— Directions —
All of the data should be repeated exactly; pictures are not part of the copy.

— The records —

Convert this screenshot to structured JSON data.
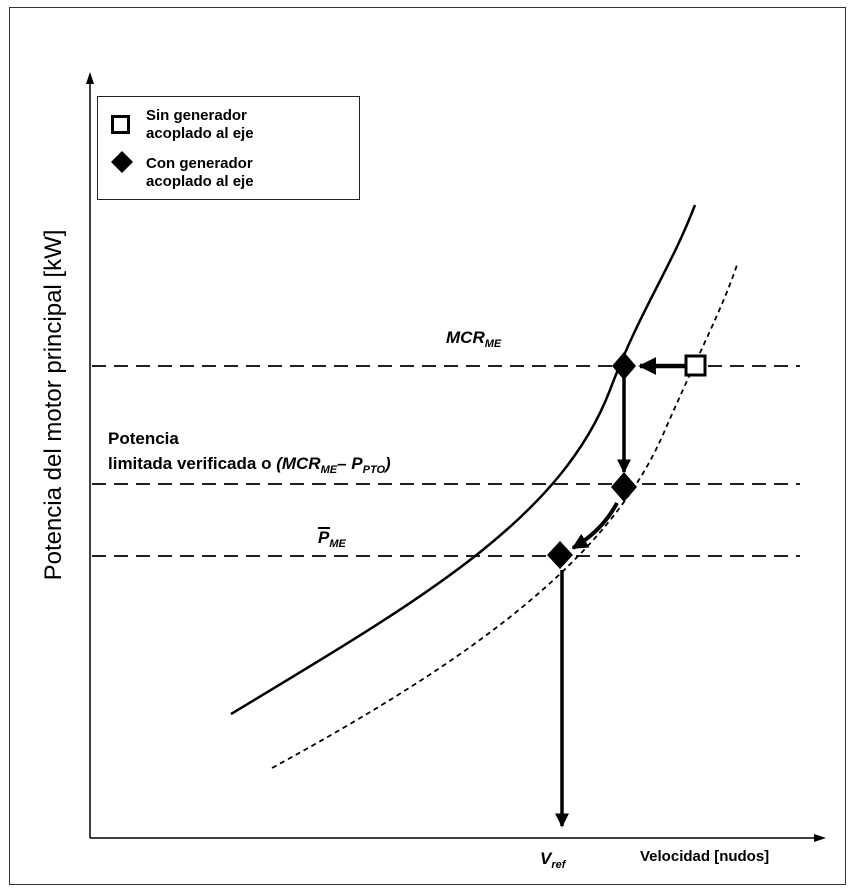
{
  "axes": {
    "y_title": "Potencia del motor principal [kW]",
    "x_title": "Velocidad [nudos]"
  },
  "legend": {
    "items": [
      {
        "marker": "open-square",
        "lines": [
          "Sin generador",
          "acoplado al eje"
        ]
      },
      {
        "marker": "filled-diamond",
        "lines": [
          "Con generador",
          "acoplado al eje"
        ]
      }
    ]
  },
  "levels": {
    "mcr": {
      "base": "MCR",
      "sub": "ME"
    },
    "limited": {
      "line1": "Potencia",
      "line2": "limitada verificada o",
      "expr_open": "(MCR",
      "expr_sub1": "ME",
      "expr_minus": "– P",
      "expr_sub2": "PTO",
      "expr_close": ")"
    },
    "pme": {
      "base": "P",
      "sub": "ME"
    }
  },
  "vref": {
    "base": "V",
    "sub": "ref"
  },
  "colors": {
    "ink": "#000000",
    "frame": "#333333"
  }
}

— Solution to this problem —
Convert this screenshot to structured JSON data.
{
  "axes": {
    "y_title": "Potencia del motor principal [kW]",
    "x_title": "Velocidad [nudos]"
  },
  "legend": {
    "items": [
      {
        "marker": "open-square",
        "lines": [
          "Sin generador",
          "acoplado al eje"
        ]
      },
      {
        "marker": "filled-diamond",
        "lines": [
          "Con generador",
          "acoplado al eje"
        ]
      }
    ]
  },
  "levels": {
    "mcr": {
      "base": "MCR",
      "sub": "ME"
    },
    "limited": {
      "line1": "Potencia",
      "line2": "limitada verificada o",
      "expr_open": "(MCR",
      "expr_sub1": "ME",
      "expr_minus": "– P",
      "expr_sub2": "PTO",
      "expr_close": ")"
    },
    "pme": {
      "base": "P",
      "sub": "ME"
    }
  },
  "vref": {
    "base": "V",
    "sub": "ref"
  },
  "colors": {
    "ink": "#000000",
    "frame": "#333333"
  }
}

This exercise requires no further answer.